Required task. All records below must be retyped exactly.

[Stored records]
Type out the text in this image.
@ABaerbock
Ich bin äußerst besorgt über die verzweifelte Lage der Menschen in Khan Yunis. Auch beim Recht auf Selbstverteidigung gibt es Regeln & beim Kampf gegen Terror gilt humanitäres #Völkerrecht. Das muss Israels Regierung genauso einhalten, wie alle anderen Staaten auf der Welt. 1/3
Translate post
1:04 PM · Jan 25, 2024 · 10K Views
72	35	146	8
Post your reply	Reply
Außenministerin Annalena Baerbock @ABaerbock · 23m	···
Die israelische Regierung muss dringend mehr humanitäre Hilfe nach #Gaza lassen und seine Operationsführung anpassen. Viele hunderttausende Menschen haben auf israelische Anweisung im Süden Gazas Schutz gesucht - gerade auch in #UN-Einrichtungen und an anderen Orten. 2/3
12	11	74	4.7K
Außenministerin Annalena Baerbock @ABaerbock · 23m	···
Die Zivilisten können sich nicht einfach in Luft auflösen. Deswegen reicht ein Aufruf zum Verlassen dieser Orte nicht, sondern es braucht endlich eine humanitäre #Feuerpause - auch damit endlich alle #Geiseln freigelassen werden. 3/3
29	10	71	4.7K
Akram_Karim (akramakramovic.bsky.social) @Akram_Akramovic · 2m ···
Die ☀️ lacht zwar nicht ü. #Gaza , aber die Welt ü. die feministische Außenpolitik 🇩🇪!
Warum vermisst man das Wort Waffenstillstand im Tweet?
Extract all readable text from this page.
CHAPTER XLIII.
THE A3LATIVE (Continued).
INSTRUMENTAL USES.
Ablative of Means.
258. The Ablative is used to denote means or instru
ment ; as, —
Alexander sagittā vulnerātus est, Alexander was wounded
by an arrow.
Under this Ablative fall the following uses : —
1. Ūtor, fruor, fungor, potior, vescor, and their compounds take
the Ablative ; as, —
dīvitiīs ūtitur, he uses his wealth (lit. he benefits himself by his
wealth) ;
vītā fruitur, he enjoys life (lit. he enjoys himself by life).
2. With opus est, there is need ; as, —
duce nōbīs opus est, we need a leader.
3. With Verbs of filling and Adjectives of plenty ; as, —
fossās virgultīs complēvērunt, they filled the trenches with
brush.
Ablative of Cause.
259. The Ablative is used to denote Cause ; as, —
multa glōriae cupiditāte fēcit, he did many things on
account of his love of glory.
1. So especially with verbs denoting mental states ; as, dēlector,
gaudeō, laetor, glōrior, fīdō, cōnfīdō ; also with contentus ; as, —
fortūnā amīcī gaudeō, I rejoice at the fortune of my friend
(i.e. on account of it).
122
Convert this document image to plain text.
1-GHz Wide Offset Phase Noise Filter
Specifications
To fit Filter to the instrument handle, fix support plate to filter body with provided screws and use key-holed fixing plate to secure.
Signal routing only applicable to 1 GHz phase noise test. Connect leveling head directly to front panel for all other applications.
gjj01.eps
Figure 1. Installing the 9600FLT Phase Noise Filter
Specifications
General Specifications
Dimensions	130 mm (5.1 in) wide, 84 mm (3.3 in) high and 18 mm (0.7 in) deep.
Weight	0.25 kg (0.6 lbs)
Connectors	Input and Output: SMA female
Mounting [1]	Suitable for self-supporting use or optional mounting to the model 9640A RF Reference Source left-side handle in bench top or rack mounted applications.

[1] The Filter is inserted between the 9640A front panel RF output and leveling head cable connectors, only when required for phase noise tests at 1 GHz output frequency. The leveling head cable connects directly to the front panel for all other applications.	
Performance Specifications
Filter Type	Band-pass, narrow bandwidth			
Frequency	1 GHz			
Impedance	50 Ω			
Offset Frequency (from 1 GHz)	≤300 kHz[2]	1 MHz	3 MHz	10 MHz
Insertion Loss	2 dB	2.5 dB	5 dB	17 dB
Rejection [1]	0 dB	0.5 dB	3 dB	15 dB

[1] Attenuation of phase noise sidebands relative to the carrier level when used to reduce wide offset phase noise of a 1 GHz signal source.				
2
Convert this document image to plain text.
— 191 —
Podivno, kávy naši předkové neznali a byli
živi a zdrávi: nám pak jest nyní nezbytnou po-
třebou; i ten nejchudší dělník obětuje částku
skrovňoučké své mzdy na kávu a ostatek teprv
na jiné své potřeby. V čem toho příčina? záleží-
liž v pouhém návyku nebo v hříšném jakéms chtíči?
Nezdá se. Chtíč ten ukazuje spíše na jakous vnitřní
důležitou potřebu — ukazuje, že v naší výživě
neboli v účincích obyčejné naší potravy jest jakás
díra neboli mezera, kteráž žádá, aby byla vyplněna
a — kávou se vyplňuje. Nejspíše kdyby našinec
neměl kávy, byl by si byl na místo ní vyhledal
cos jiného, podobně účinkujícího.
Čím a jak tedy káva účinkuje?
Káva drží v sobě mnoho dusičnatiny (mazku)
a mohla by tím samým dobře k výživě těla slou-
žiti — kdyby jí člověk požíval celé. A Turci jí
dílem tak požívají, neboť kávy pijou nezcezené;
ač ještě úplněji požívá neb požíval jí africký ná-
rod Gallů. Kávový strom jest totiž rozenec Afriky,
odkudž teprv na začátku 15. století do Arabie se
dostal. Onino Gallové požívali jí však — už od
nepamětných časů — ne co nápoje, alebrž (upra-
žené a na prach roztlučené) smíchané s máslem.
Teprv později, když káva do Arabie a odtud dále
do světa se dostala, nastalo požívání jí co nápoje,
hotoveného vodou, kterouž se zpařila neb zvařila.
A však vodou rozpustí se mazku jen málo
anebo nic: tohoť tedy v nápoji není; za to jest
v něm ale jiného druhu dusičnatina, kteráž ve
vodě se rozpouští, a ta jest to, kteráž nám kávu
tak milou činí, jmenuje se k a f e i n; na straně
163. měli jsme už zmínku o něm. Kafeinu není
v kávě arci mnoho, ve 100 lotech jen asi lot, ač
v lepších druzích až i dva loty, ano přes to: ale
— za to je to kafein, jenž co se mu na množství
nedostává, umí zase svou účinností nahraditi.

Reply.
Type out the text in this image.
@ABaerbock
Ich bin äußerst besorgt über die verzweifelte Lage der Menschen in Khan Yunis. Auch beim Recht auf Selbstverteidigung gibt es Regeln & beim Kampf gegen Terror gilt humanitäres #Völkerrecht. Das muss Israels Regierung genauso einhalten, wie alle anderen Staaten auf der Welt. 1/3
Translate post
1:04 PM · Jan 25, 2024 · 10K Views
72	35	146	8
Post your reply	Reply
Außenministerin Annalena Baerbock @ABaerbock · 23m	···
Die israelische Regierung muss dringend mehr humanitäre Hilfe nach #Gaza lassen und seine Operationsführung anpassen. Viele hunderttausende Menschen haben auf israelische Anweisung im Süden Gazas Schutz gesucht - gerade auch in #UN-Einrichtungen und an anderen Orten. 2/3
12	11	74	4.7K
Außenministerin Annalena Baerbock @ABaerbock · 23m	···
Die Zivilisten können sich nicht einfach in Luft auflösen. Deswegen reicht ein Aufruf zum Verlassen dieser Orte nicht, sondern es braucht endlich eine humanitäre #Feuerpause - auch damit endlich alle #Geiseln freigelassen werden. 3/3
29	10	71	4.7K
Akram_Karim (akramakramovic.bsky.social) @Akram_Akramovic · 2m ···
Die ☀️ lacht zwar nicht ü. #Gaza , aber die Welt ü. die feministische Außenpolitik 🇩🇪!
Warum vermisst man das Wort Waffenstillstand im Tweet?
Extract all readable text from this page.
CHAPTER XLIII.
THE A3LATIVE (Continued).
INSTRUMENTAL USES.
Ablative of Means.
258. The Ablative is used to denote means or instru
ment ; as, —
Alexander sagittā vulnerātus est, Alexander was wounded
by an arrow.
Under this Ablative fall the following uses : —
1. Ūtor, fruor, fungor, potior, vescor, and their compounds take
the Ablative ; as, —
dīvitiīs ūtitur, he uses his wealth (lit. he benefits himself by his
wealth) ;
vītā fruitur, he enjoys life (lit. he enjoys himself by life).
2. With opus est, there is need ; as, —
duce nōbīs opus est, we need a leader.
3. With Verbs of filling and Adjectives of plenty ; as, —
fossās virgultīs complēvērunt, they filled the trenches with
brush.
Ablative of Cause.
259. The Ablative is used to denote Cause ; as, —
multa glōriae cupiditāte fēcit, he did many things on
account of his love of glory.
1. So especially with verbs denoting mental states ; as, dēlector,
gaudeō, laetor, glōrior, fīdō, cōnfīdō ; also with contentus ; as, —
fortūnā amīcī gaudeō, I rejoice at the fortune of my friend
(i.e. on account of it).
122
Convert this document image to plain text.
1-GHz Wide Offset Phase Noise Filter
Specifications
To fit Filter to the instrument handle, fix support plate to filter body with provided screws and use key-holed fixing plate to secure.
Signal routing only applicable to 1 GHz phase noise test. Connect leveling head directly to front panel for all other applications.
gjj01.eps
Figure 1. Installing the 9600FLT Phase Noise Filter
Specifications
General Specifications
Dimensions	130 mm (5.1 in) wide, 84 mm (3.3 in) high and 18 mm (0.7 in) deep.
Weight	0.25 kg (0.6 lbs)
Connectors	Input and Output: SMA female
Mounting [1]	Suitable for self-supporting use or optional mounting to the model 9640A RF Reference Source left-side handle in bench top or rack mounted applications.

[1] The Filter is inserted between the 9640A front panel RF output and leveling head cable connectors, only when required for phase noise tests at 1 GHz output frequency. The leveling head cable connects directly to the front panel for all other applications.	
Performance Specifications
Filter Type	Band-pass, narrow bandwidth			
Frequency	1 GHz			
Impedance	50 Ω			
Offset Frequency (from 1 GHz)	≤300 kHz[2]	1 MHz	3 MHz	10 MHz
Insertion Loss	2 dB	2.5 dB	5 dB	17 dB
Rejection [1]	0 dB	0.5 dB	3 dB	15 dB

[1] Attenuation of phase noise sidebands relative to the carrier level when used to reduce wide offset phase noise of a 1 GHz signal source.				
2
Convert this document image to plain text.
— 191 —
Podivno, kávy naši předkové neznali a byli
živi a zdrávi: nám pak jest nyní nezbytnou po-
třebou; i ten nejchudší dělník obětuje částku
skrovňoučké své mzdy na kávu a ostatek teprv
na jiné své potřeby. V čem toho příčina? záleží-
liž v pouhém návyku nebo v hříšném jakéms chtíči?
Nezdá se. Chtíč ten ukazuje spíše na jakous vnitřní
důležitou potřebu — ukazuje, že v naší výživě
neboli v účincích obyčejné naší potravy jest jakás
díra neboli mezera, kteráž žádá, aby byla vyplněna
a — kávou se vyplňuje. Nejspíše kdyby našinec
neměl kávy, byl by si byl na místo ní vyhledal
cos jiného, podobně účinkujícího.
Čím a jak tedy káva účinkuje?
Káva drží v sobě mnoho dusičnatiny (mazku)
a mohla by tím samým dobře k výživě těla slou-
žiti — kdyby jí člověk požíval celé. A Turci jí
dílem tak požívají, neboť kávy pijou nezcezené;
ač ještě úplněji požívá neb požíval jí africký ná-
rod Gallů. Kávový strom jest totiž rozenec Afriky,
odkudž teprv na začátku 15. století do Arabie se
dostal. Onino Gallové požívali jí však — už od
nepamětných časů — ne co nápoje, alebrž (upra-
žené a na prach roztlučené) smíchané s máslem.
Teprv později, když káva do Arabie a odtud dále
do světa se dostala, nastalo požívání jí co nápoje,
hotoveného vodou, kterouž se zpařila neb zvařila.
A však vodou rozpustí se mazku jen málo
anebo nic: tohoť tedy v nápoji není; za to jest
v něm ale jiného druhu dusičnatina, kteráž ve
vodě se rozpouští, a ta jest to, kteráž nám kávu
tak milou činí, jmenuje se k a f e i n; na straně
163. měli jsme už zmínku o něm. Kafeinu není
v kávě arci mnoho, ve 100 lotech jen asi lot, ač
v lepších druzích až i dva loty, ano přes to: ale
— za to je to kafein, jenž co se mu na množství
nedostává, umí zase svou účinností nahraditi.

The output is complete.